## Begin Material
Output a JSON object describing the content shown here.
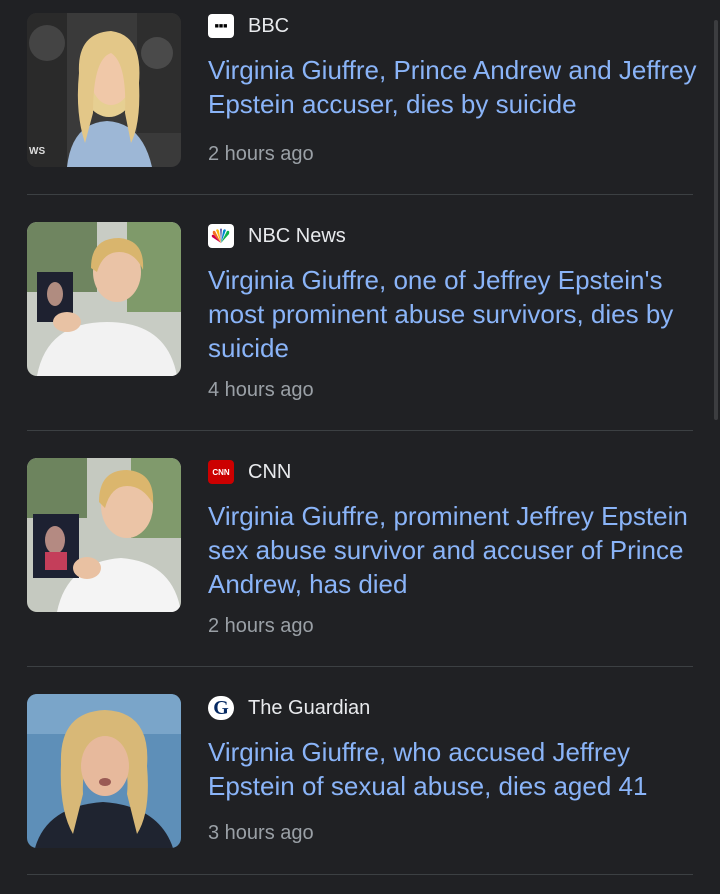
{
  "articles": [
    {
      "source": "BBC",
      "headline": "Virginia Giuffre, Prince Andrew and Jeffrey Epstein accuser, dies by suicide",
      "time": "2 hours ago",
      "logo_text": "■■■",
      "thumb_overlay": "WS"
    },
    {
      "source": "NBC News",
      "headline": "Virginia Giuffre, one of Jeffrey Epstein's most prominent abuse survivors, dies by suicide",
      "time": "4 hours ago"
    },
    {
      "source": "CNN",
      "headline": "Virginia Giuffre, prominent Jeffrey Epstein sex abuse survivor and accuser of Prince Andrew, has died",
      "time": "2 hours ago",
      "logo_text": "CNN"
    },
    {
      "source": "The Guardian",
      "headline": "Virginia Giuffre, who accused Jeffrey Epstein of sexual abuse, dies aged 41",
      "time": "3 hours ago",
      "logo_text": "G"
    }
  ],
  "colors": {
    "background": "#202124",
    "headline": "#8ab4f8",
    "source": "#e8eaed",
    "time": "#9aa0a6",
    "divider": "#3c4043",
    "cnn_red": "#cc0000"
  }
}
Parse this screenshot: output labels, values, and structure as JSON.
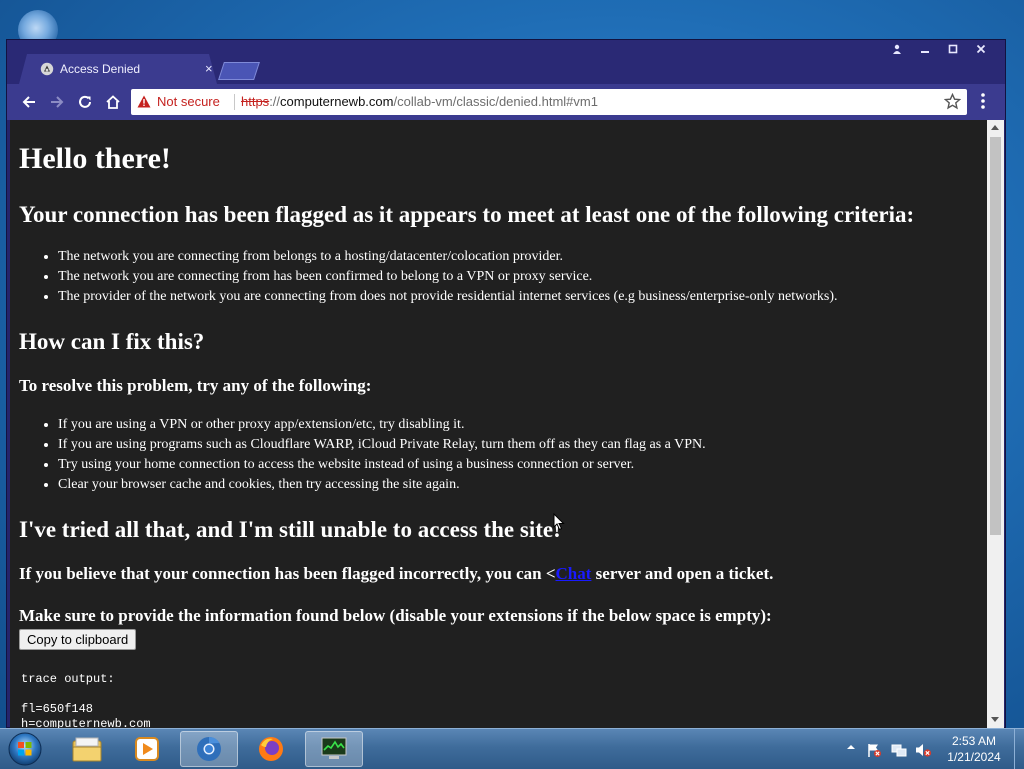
{
  "browser": {
    "tab_title": "Access Denied",
    "tab_close_glyph": "×",
    "security_label": "Not secure",
    "url_scheme": "https",
    "url_sep": "://",
    "url_host": "computernewb.com",
    "url_path": "/collab-vm/classic/denied.html#vm1",
    "icons": {
      "favicon": "shield-icon",
      "back": "back-arrow-icon",
      "forward": "forward-arrow-icon",
      "reload": "reload-icon",
      "home": "home-icon",
      "warning": "warning-icon",
      "bookmark": "star-icon",
      "menu": "kebab-menu-icon",
      "profile": "profile-icon",
      "minimize": "minimize-icon",
      "maximize": "maximize-icon",
      "close": "close-icon"
    }
  },
  "page": {
    "heading": "Hello there!",
    "criteria_heading": "Your connection has been flagged as it appears to meet at least one of the following criteria:",
    "criteria": [
      "The network you are connecting from belongs to a hosting/datacenter/colocation provider.",
      "The network you are connecting from has been confirmed to belong to a VPN or proxy service.",
      "The provider of the network you are connecting from does not provide residential internet services (e.g business/enterprise-only networks)."
    ],
    "fix_heading": "How can I fix this?",
    "resolve_heading": "To resolve this problem, try any of the following:",
    "fixes": [
      "If you are using a VPN or other proxy app/extension/etc, try disabling it.",
      "If you are using programs such as Cloudflare WARP, iCloud Private Relay, turn them off as they can flag as a VPN.",
      "Try using your home connection to access the website instead of using a business connection or server.",
      "Clear your browser cache and cookies, then try accessing the site again."
    ],
    "tried_heading": "I've tried all that, and I'm still unable to access the site!",
    "flagged_prefix": "If you believe that your connection has been flagged incorrectly, you can <",
    "flagged_link": "Chat",
    "flagged_suffix": " server and open a ticket.",
    "info_heading": "Make sure to provide the information found below (disable your extensions if the below space is empty):",
    "copy_button": "Copy to clipboard",
    "trace_label": "trace output:",
    "trace_line_1": "fl=650f148",
    "trace_line_2": "h=computernewb.com"
  },
  "taskbar": {
    "start_icon": "windows-start-icon",
    "items": [
      {
        "name": "file-explorer-icon"
      },
      {
        "name": "media-player-icon"
      },
      {
        "name": "chrome-icon"
      },
      {
        "name": "firefox-icon"
      },
      {
        "name": "task-manager-icon"
      }
    ],
    "tray_icons": [
      "show-hidden-icons-chevron",
      "action-center-flag-icon",
      "network-icon",
      "volume-muted-icon"
    ],
    "time": "2:53 AM",
    "date": "1/21/2024"
  },
  "colors": {
    "window_frame": "#2a2975",
    "toolbar": "#3b3b8f",
    "page_bg": "#202020",
    "not_secure": "#c5221f",
    "link": "#1a1aff"
  }
}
## End Material
Pick out and copy the lines of the entries that hold the string "this".

Parse this screenshot: output labels, values, and structure as JSON.
    "fix_heading": "How can I fix this?",
    "resolve_heading": "To resolve this problem, try any of the following:",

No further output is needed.